__Direction 1__: Extract the part of the NumPy vectors text running from "# 7. Vectors" to "array([6, 7, 8])".
__Direction 2__: According to the NumPy vectors text, what is the length of a vector referred to as?

__Passage__:
● ● ●

# 7. Vectors and Vector Arithmetic

We can represent a vector in Python as a NumPy array. 

7.4 Vector Arithmetic
7.4.1 Vector Addition

In [1]:
from numpy import array
a = array([1, 2, 3])
b = array([6, 7, 8])
# print(a+b) #Addition
# print(b-a) #Subtraction
# print(a*b) #Multiplication
# print(b/a) # Division
print(a.dot(b)) #Calculate the sum of the multiplied elements of two vectors of the same length 
                #to give scalar, callded dot Product.
print(b*3) #Vector-Scalar Multiplication

44
[18 21 24]


# 8. Vector Norms

Calculating the size or length of a vector is often required either directly or as part of a broader vector or vector-matrix operation. The length of the vector is referred to as the vector norm or the vector's magnitude.

● ● ●

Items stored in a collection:
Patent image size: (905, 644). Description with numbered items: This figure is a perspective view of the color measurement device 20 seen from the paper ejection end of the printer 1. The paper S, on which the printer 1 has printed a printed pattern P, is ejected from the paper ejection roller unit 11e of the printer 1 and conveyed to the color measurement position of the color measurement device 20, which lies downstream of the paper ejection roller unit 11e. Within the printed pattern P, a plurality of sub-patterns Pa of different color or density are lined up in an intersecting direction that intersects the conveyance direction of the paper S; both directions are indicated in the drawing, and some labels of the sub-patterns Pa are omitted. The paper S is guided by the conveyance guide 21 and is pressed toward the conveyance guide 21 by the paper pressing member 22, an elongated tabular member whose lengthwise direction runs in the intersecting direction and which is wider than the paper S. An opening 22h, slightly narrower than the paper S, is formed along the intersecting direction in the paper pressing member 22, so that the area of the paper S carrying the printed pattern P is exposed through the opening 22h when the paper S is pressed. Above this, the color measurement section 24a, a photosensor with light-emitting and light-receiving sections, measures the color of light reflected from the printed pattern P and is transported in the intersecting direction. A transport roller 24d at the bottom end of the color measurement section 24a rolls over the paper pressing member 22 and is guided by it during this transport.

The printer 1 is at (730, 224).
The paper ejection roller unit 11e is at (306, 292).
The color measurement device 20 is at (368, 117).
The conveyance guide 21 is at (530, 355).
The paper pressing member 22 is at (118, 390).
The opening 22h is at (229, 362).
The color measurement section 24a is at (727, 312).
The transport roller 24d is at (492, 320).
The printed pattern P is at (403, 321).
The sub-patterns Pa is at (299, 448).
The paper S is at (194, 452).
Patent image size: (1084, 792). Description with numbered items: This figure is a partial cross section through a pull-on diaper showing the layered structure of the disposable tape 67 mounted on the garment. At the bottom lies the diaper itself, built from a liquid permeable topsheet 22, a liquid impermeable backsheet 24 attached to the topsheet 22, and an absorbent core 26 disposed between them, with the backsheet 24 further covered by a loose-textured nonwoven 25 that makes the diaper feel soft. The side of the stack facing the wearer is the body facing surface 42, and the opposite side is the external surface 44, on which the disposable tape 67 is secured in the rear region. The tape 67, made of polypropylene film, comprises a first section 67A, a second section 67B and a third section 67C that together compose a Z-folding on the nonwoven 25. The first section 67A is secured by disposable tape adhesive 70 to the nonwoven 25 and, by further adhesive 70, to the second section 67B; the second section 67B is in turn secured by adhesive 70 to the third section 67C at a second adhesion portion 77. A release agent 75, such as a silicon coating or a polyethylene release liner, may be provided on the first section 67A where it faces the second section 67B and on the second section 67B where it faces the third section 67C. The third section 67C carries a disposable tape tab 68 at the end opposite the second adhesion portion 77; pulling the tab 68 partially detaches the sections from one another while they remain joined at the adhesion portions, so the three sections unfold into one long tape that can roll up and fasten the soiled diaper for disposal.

● ● ●

__Expected output 1__:
# 7. Vectors and Vector Arithmetic

We can represent a vector in Python as a NumPy array. 

7.4 Vector Arithmetic
7.4.1 Vector Addition

In [1]:
from numpy import array
a = array([1, 2, 3])
b = array([6, 7, 8])

__Expected output 2__: The vector norm or the vector's magnitude.